Figure record extracts:
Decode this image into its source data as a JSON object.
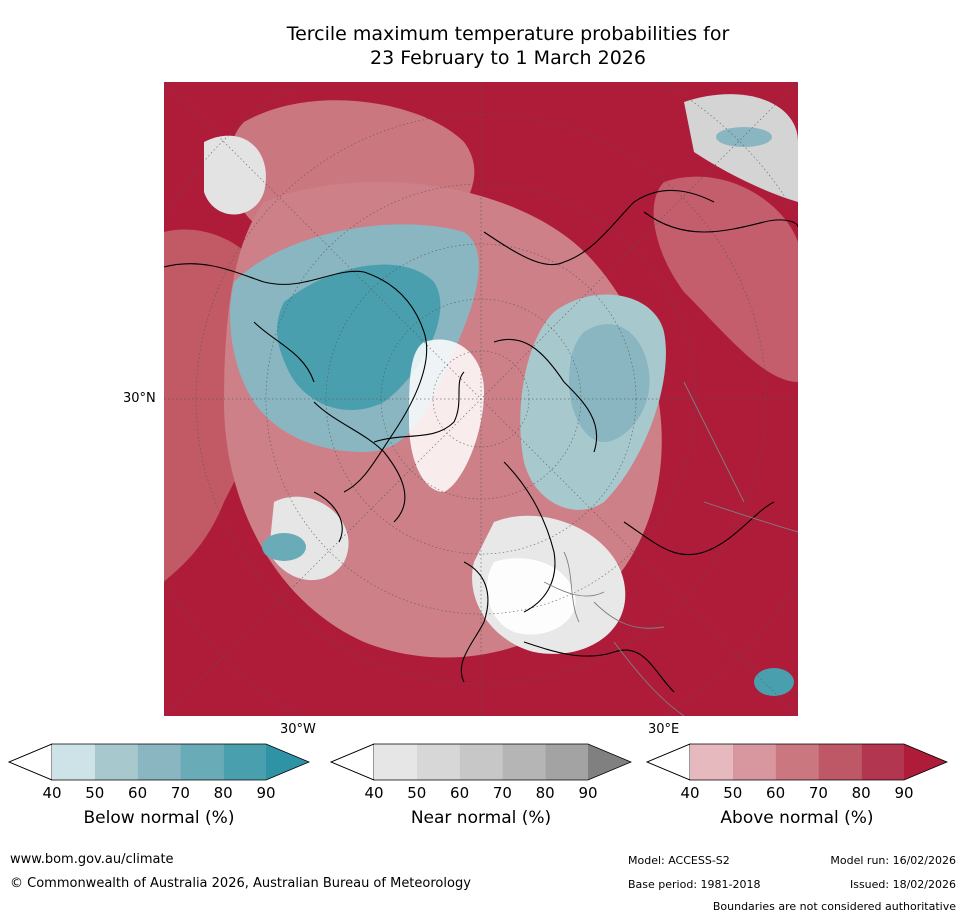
{
  "title": {
    "line1": "Tercile maximum temperature probabilities for",
    "line2": "23 February to 1 March 2026"
  },
  "map": {
    "projection": "north-polar-stereographic",
    "lat_label": "30°N",
    "lon_labels": {
      "west": "30°W",
      "east": "30°E"
    }
  },
  "colorbars": [
    {
      "id": "below",
      "title": "Below normal (%)",
      "ticks": [
        "40",
        "50",
        "60",
        "70",
        "80",
        "90"
      ],
      "colors": [
        "#cde3e7",
        "#a7c9cd",
        "#8ab6c2",
        "#6aabb8",
        "#4a9fae",
        "#2f93a6"
      ],
      "low_color": "#ffffff"
    },
    {
      "id": "near",
      "title": "Near normal (%)",
      "ticks": [
        "40",
        "50",
        "60",
        "70",
        "80",
        "90"
      ],
      "colors": [
        "#e6e6e6",
        "#d7d7d7",
        "#c7c7c7",
        "#b5b5b5",
        "#a3a3a3",
        "#808080"
      ],
      "low_color": "#ffffff"
    },
    {
      "id": "above",
      "title": "Above normal (%)",
      "ticks": [
        "40",
        "50",
        "60",
        "70",
        "80",
        "90"
      ],
      "colors": [
        "#e6b9bf",
        "#d8979e",
        "#cb7780",
        "#be5867",
        "#b33650",
        "#ae1c3a"
      ],
      "low_color": "#ffffff"
    }
  ],
  "footer": {
    "url": "www.bom.gov.au/climate",
    "copyright": "© Commonwealth of Australia 2026, Australian Bureau of Meteorology",
    "model": "Model: ACCESS-S2",
    "base_period": "Base period: 1981-2018",
    "model_run": "Model run: 16/02/2026",
    "issued": "Issued: 18/02/2026",
    "disclaimer": "Boundaries are not considered authoritative"
  }
}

* [Exercise task]:
Omit the pictures, then quote the rest of the material above exactly.

* [Response to this exercise]:
Decode this image into its source data as a JSON object.
{
  "title": {
    "line1": "Tercile maximum temperature probabilities for",
    "line2": "23 February to 1 March 2026"
  },
  "map": {
    "projection": "north-polar-stereographic",
    "lat_label": "30°N",
    "lon_labels": {
      "west": "30°W",
      "east": "30°E"
    }
  },
  "colorbars": [
    {
      "id": "below",
      "title": "Below normal (%)",
      "ticks": [
        "40",
        "50",
        "60",
        "70",
        "80",
        "90"
      ],
      "colors": [
        "#cde3e7",
        "#a7c9cd",
        "#8ab6c2",
        "#6aabb8",
        "#4a9fae",
        "#2f93a6"
      ],
      "low_color": "#ffffff"
    },
    {
      "id": "near",
      "title": "Near normal (%)",
      "ticks": [
        "40",
        "50",
        "60",
        "70",
        "80",
        "90"
      ],
      "colors": [
        "#e6e6e6",
        "#d7d7d7",
        "#c7c7c7",
        "#b5b5b5",
        "#a3a3a3",
        "#808080"
      ],
      "low_color": "#ffffff"
    },
    {
      "id": "above",
      "title": "Above normal (%)",
      "ticks": [
        "40",
        "50",
        "60",
        "70",
        "80",
        "90"
      ],
      "colors": [
        "#e6b9bf",
        "#d8979e",
        "#cb7780",
        "#be5867",
        "#b33650",
        "#ae1c3a"
      ],
      "low_color": "#ffffff"
    }
  ],
  "footer": {
    "url": "www.bom.gov.au/climate",
    "copyright": "© Commonwealth of Australia 2026, Australian Bureau of Meteorology",
    "model": "Model: ACCESS-S2",
    "base_period": "Base period: 1981-2018",
    "model_run": "Model run: 16/02/2026",
    "issued": "Issued: 18/02/2026",
    "disclaimer": "Boundaries are not considered authoritative"
  }
}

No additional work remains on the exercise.